- [Testo mostrato]
= = = =

La Sapienza è con Tartaglia: «A Natale si può fare di più»

RomaCome in uno spot televisivo del pandoro. Come in una controfigura sarcastica e odiosa dello spirito natalizio. È su questa falsa riga che sui muri della Sapienza di Roma è comparsa ieri sera una scritta inneggiante all’aggressione contro Silvio Berlusconi: «Massimo Tartaglia: a Natale si può fare di più».
L’ennesima dimostrazione di comprensione, giustificazione e apologia della violenza antiberlusconiana ha avuto sfogo nella facoltà di sociologia, in via Salaria a Roma. Sopra alla scritta, mutuata appunto dalla pubblicità della Bauli, la domanda «ma saremo tutti psicopatici?»; sotto, il disegno del Duomo di Milano, l’insolita «arma», e la sigla A1.

= = = =

- [Estratto del dataset]
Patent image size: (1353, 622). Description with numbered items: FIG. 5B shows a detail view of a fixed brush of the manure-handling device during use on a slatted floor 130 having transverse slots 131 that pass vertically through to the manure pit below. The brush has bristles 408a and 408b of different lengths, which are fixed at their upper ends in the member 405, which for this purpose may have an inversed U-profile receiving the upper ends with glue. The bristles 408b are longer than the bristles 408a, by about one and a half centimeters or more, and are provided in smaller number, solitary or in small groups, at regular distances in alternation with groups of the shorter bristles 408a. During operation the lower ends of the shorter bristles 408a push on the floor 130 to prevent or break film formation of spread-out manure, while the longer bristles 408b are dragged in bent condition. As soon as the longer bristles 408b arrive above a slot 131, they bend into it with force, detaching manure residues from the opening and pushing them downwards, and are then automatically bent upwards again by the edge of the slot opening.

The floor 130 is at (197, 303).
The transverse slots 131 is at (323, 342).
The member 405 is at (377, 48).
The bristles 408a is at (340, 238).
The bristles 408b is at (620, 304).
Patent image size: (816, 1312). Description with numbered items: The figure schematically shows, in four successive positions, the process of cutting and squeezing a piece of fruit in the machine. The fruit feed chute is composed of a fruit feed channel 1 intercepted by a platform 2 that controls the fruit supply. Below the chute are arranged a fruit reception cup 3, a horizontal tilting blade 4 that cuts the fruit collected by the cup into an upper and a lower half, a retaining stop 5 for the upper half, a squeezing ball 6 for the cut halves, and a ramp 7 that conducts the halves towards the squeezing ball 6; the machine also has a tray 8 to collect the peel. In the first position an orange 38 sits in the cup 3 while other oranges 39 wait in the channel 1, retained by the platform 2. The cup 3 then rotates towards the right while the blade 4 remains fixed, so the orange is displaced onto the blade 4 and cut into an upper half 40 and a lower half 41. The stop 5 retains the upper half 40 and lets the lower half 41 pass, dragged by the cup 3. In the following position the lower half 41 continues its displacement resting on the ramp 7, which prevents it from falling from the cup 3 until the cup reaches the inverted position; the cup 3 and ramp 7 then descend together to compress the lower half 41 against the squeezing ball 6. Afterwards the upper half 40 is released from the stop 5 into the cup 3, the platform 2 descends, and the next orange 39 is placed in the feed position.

= = = =

- [Compito]
Indica, in base al testo mostrato, in quale facoltà della Sapienza è comparsa la scritta su Massimo Tartaglia.

- [Risultato]
Nella facoltà di sociologia, in via Salaria a Roma.